[SET TASK]
Pick out the lines containing "text".

Data records:

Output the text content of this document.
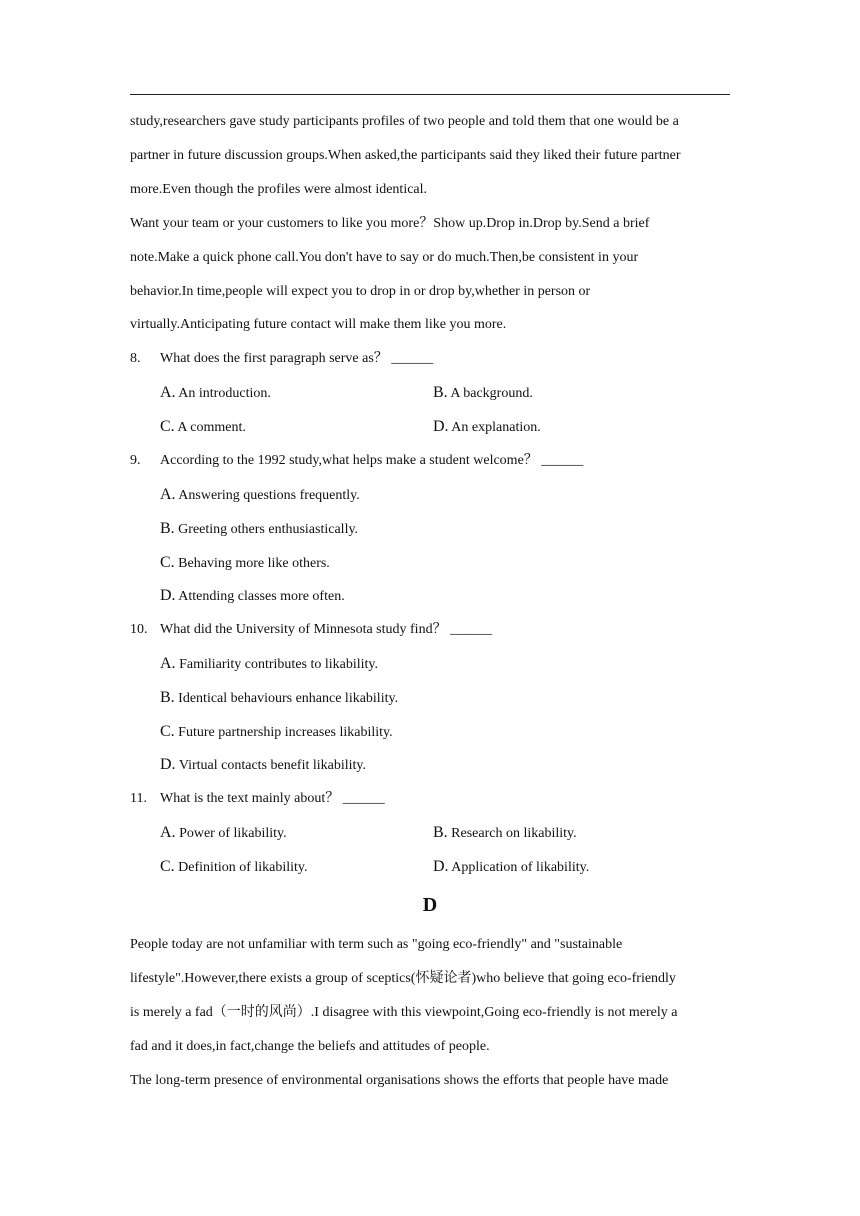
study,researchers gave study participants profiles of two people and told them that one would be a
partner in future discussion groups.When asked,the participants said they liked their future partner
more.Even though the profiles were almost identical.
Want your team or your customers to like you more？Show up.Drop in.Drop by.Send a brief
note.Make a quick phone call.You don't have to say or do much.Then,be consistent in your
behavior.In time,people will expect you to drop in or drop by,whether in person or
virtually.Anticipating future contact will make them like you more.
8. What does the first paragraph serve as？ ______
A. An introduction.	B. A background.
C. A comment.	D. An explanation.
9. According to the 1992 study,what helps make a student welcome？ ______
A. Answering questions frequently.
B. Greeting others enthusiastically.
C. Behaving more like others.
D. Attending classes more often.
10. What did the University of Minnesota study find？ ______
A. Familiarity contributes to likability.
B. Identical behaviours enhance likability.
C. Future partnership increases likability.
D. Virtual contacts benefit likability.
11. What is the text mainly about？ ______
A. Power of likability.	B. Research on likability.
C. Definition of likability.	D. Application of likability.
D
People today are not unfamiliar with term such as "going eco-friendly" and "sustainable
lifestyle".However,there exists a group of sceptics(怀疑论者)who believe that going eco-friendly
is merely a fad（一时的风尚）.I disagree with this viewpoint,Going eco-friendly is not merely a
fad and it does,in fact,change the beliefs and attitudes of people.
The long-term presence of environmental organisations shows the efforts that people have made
--
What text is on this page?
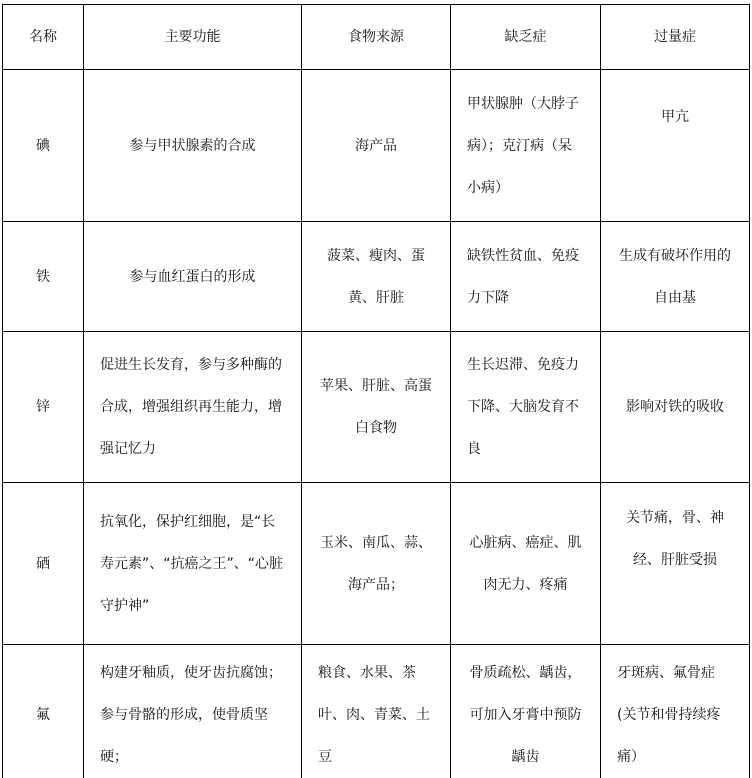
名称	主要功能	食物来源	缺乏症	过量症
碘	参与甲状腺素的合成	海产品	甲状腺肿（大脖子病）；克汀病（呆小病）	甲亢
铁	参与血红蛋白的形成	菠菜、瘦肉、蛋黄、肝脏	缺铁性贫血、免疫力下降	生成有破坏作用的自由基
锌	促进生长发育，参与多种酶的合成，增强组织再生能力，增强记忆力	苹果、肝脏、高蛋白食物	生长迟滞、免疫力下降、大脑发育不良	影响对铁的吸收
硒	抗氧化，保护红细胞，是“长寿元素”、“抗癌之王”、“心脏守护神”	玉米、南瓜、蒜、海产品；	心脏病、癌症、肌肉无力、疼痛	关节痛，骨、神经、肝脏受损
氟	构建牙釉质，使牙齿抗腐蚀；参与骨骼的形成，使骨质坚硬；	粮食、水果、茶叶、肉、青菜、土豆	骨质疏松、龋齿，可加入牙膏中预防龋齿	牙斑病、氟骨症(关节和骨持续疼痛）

[RESPONSE FOR THIS EXERCISE]
Output the text content of this document.
11. What is the text mainly about？ ______
What text is on this page?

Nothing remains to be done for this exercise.